(Collection entries)
........

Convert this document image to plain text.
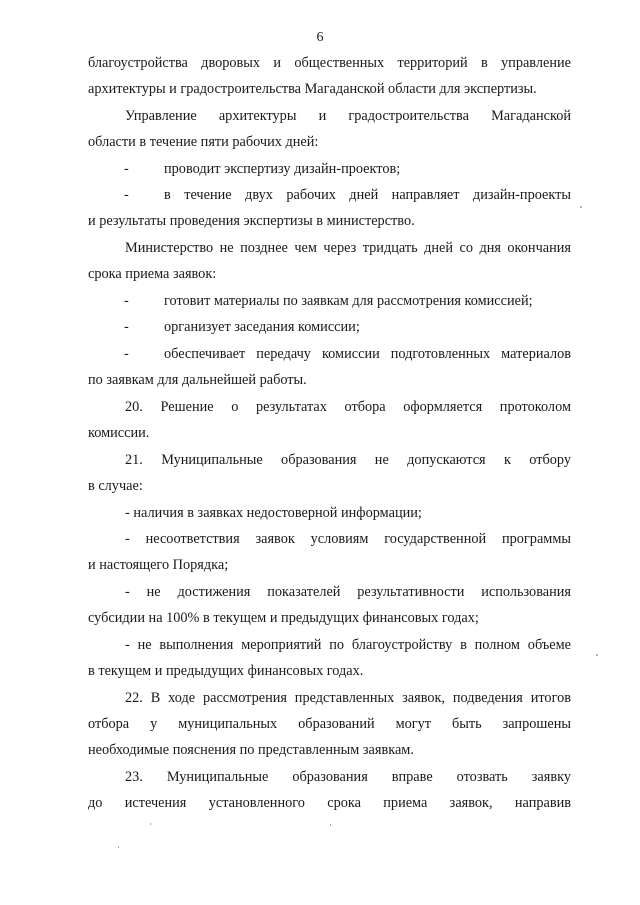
6
благоустройства дворовых и общественных территорий в управление
архитектуры и градостроительства Магаданской области для экспертизы.
Управление архитектуры и градостроительства Магаданской
области в течение пяти рабочих дней:
- проводит экспертизу дизайн-проектов;
- в течение двух рабочих дней направляет дизайн-проекты
и результаты проведения экспертизы в министерство.
Министерство не позднее чем через тридцать дней со дня окончания
срока приема заявок:
- готовит материалы по заявкам для рассмотрения комиссией;
- организует заседания комиссии;
- обеспечивает передачу комиссии подготовленных материалов
по заявкам для дальнейшей работы.
20. Решение о результатах отбора оформляется протоколом
комиссии.
21. Муниципальные образования не допускаются к отбору
в случае:
- наличия в заявках недостоверной информации;
- несоответствия заявок условиям государственной программы
и настоящего Порядка;
- не достижения показателей результативности использования
субсидии на 100% в текущем и предыдущих финансовых годах;
- не выполнения мероприятий по благоустройству в полном объеме
в текущем и предыдущих финансовых годах.
22. В ходе рассмотрения представленных заявок, подведения итогов
отбора у муниципальных образований могут быть запрошены
необходимые пояснения по представленным заявкам.
23. Муниципальные образования вправе отозвать заявку
до истечения установленного срока приема заявок, направив
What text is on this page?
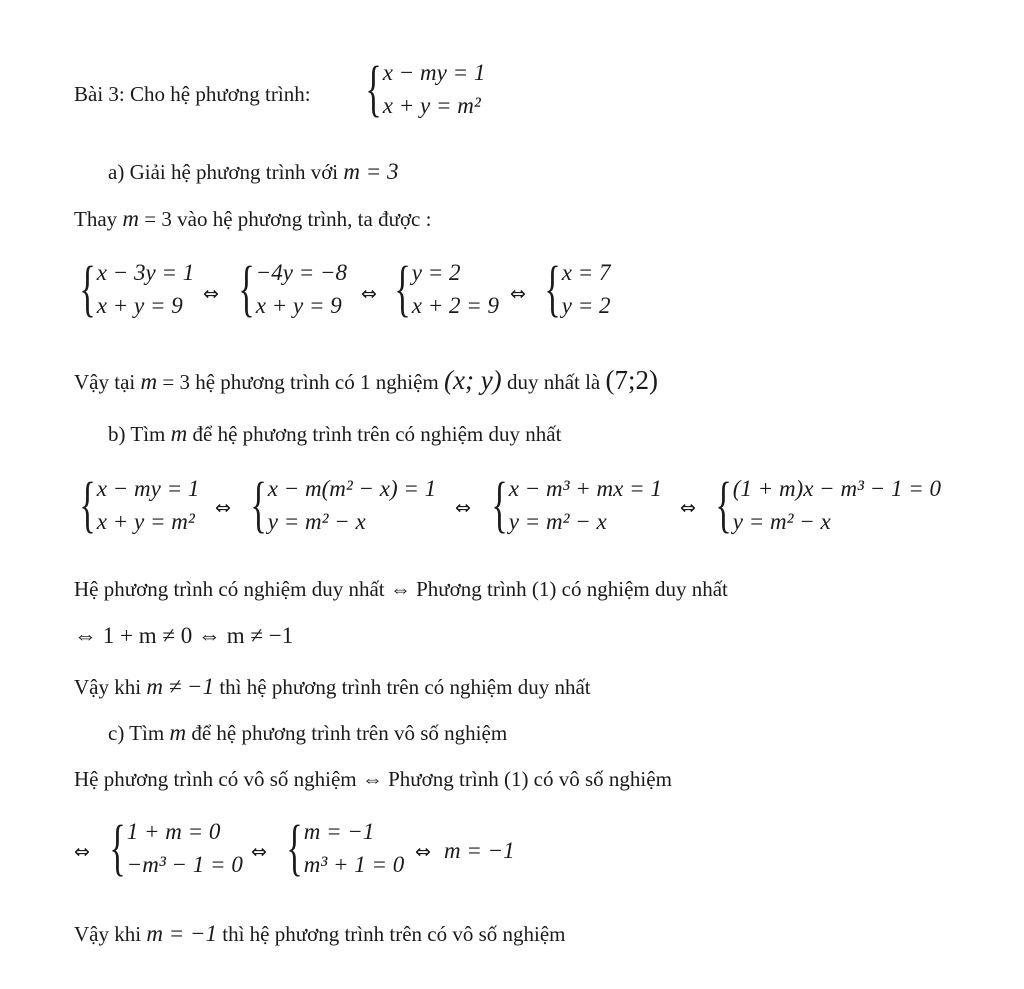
Bài 3: Cho hệ phương trình: { x − my = 1
x + y = m²
a) Giải hệ phương trình với m = 3
Thay m = 3 vào hệ phương trình, ta được :
{ x − 3y = 1
x + y = 9	⇔ { −4y = −8
x + y = 9 ⇔ { y = 2
x + 2 = 9 ⇔ { x = 7
y = 2
Vậy tại m = 3 hệ phương trình có 1 nghiệm (x; y) duy nhất là (7;2)
b) Tìm m để hệ phương trình trên có nghiệm duy nhất
{ x − my = 1
x + y = m²
⇔ { x − m(m² − x) = 1
y = m² − x
⇔ { x − m³ + mx = 1
y = m² − x
⇔ { (1 + m)x − m³ − 1 = 0
y = m² − x
Hệ phương trình có nghiệm duy nhất ⇔ Phương trình (1) có nghiệm duy nhất
⇔ 1 + m ≠ 0 ⇔ m ≠ −1
Vậy khi m ≠ −1 thì hệ phương trình trên có nghiệm duy nhất
c) Tìm m để hệ phương trình trên vô số nghiệm
Hệ phương trình có vô số nghiệm ⇔ Phương trình (1) có vô số nghiệm
⇔ { 1 + m = 0
−m³ − 1 = 0 ⇔ { m = −1
m³ + 1 = 0 ⇔ m = −1
Vậy khi m = −1 thì hệ phương trình trên có vô số nghiệm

........

→ EXERCISE PROMPT
Using the listing, collect all lines in which the string "финансовых" is found.

→ EXERCISE SOLUTION
субсидии на 100% в текущем и предыдущих финансовых годах;
в текущем и предыдущих финансовых годах.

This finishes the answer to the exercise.